- [Your objective]:
Your task is to repeat the entries exactly. Leave the pictures out.

- [Material for this task]:
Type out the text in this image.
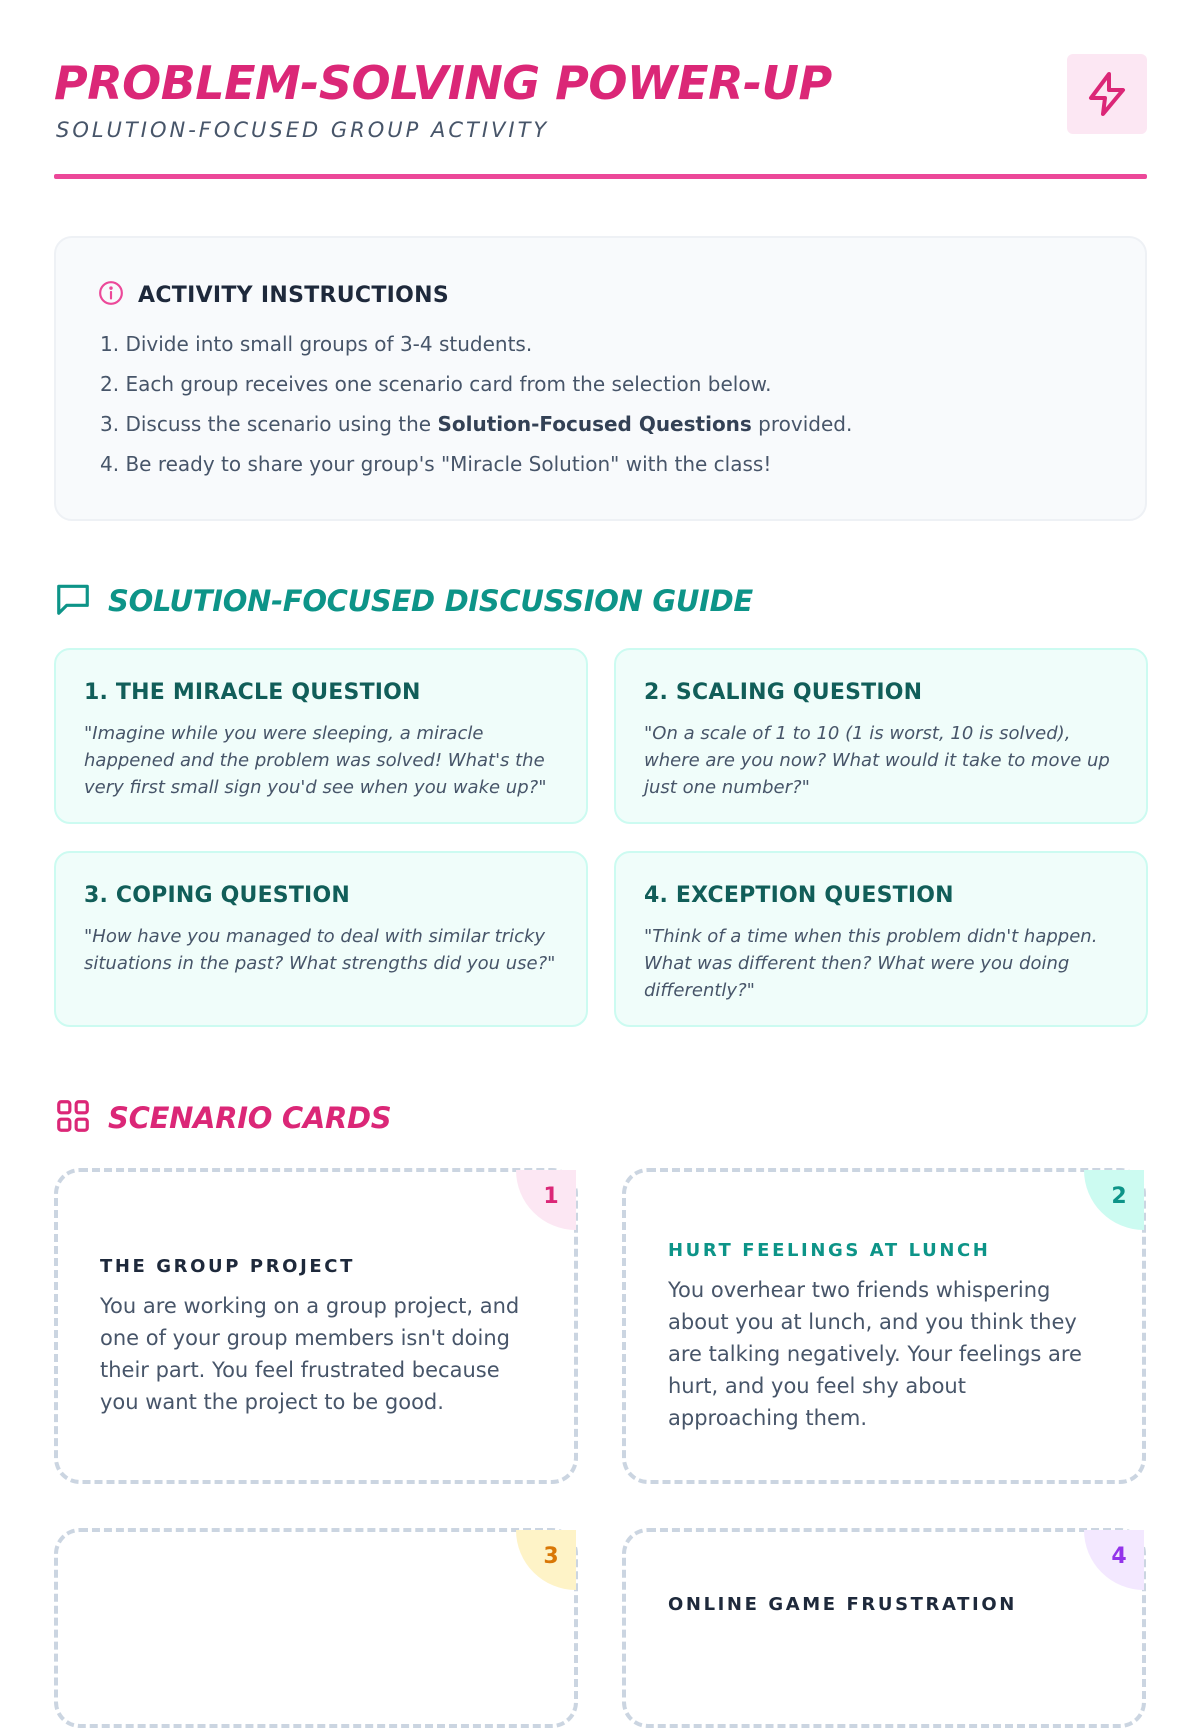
PROBLEM-SOLVING POWER-UP
SOLUTION-FOCUSED GROUP ACTIVITY
ACTIVITY INSTRUCTIONS
1. Divide into small groups of 3-4 students.
2. Each group receives one scenario card from the selection below.
3. Discuss the scenario using the Solution-Focused Questions provided.
4. Be ready to share your group's "Miracle Solution" with the class!
SOLUTION-FOCUSED DISCUSSION GUIDE
1. THE MIRACLE QUESTION
"Imagine while you were sleeping, a miracle happened and the problem was solved! What's the very first small sign you'd see when you wake up?"
2. SCALING QUESTION
"On a scale of 1 to 10 (1 is worst, 10 is solved), where are you now? What would it take to move up just one number?"
3. COPING QUESTION
"How have you managed to deal with similar tricky situations in the past? What strengths did you use?"
4. EXCEPTION QUESTION
"Think of a time when this problem didn't happen. What was different then? What were you doing differently?"
SCENARIO CARDS
1
THE GROUP PROJECT
You are working on a group project, and one of your group members isn't doing their part. You feel frustrated because you want the project to be good.
2
HURT FEELINGS AT LUNCH
You overhear two friends whispering about you at lunch, and you think they are talking negatively. Your feelings are hurt, and you feel shy about approaching them.
3	4
ONLINE GAME FRUSTRATION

- [The result]:
Type out the text in this image.
PROBLEM-SOLVING POWER-UP
SOLUTION-FOCUSED GROUP ACTIVITY
ACTIVITY INSTRUCTIONS
1. Divide into small groups of 3-4 students.
2. Each group receives one scenario card from the selection below.
3. Discuss the scenario using the Solution-Focused Questions provided.
4. Be ready to share your group's "Miracle Solution" with the class!
SOLUTION-FOCUSED DISCUSSION GUIDE
1. THE MIRACLE QUESTION
"Imagine while you were sleeping, a miracle happened and the problem was solved! What's the very first small sign you'd see when you wake up?"
2. SCALING QUESTION
"On a scale of 1 to 10 (1 is worst, 10 is solved), where are you now? What would it take to move up just one number?"
3. COPING QUESTION
"How have you managed to deal with similar tricky situations in the past? What strengths did you use?"
4. EXCEPTION QUESTION
"Think of a time when this problem didn't happen. What was different then? What were you doing differently?"
SCENARIO CARDS
1
THE GROUP PROJECT
You are working on a group project, and one of your group members isn't doing their part. You feel frustrated because you want the project to be good.
2
HURT FEELINGS AT LUNCH
You overhear two friends whispering about you at lunch, and you think they are talking negatively. Your feelings are hurt, and you feel shy about approaching them.
3	4
ONLINE GAME FRUSTRATION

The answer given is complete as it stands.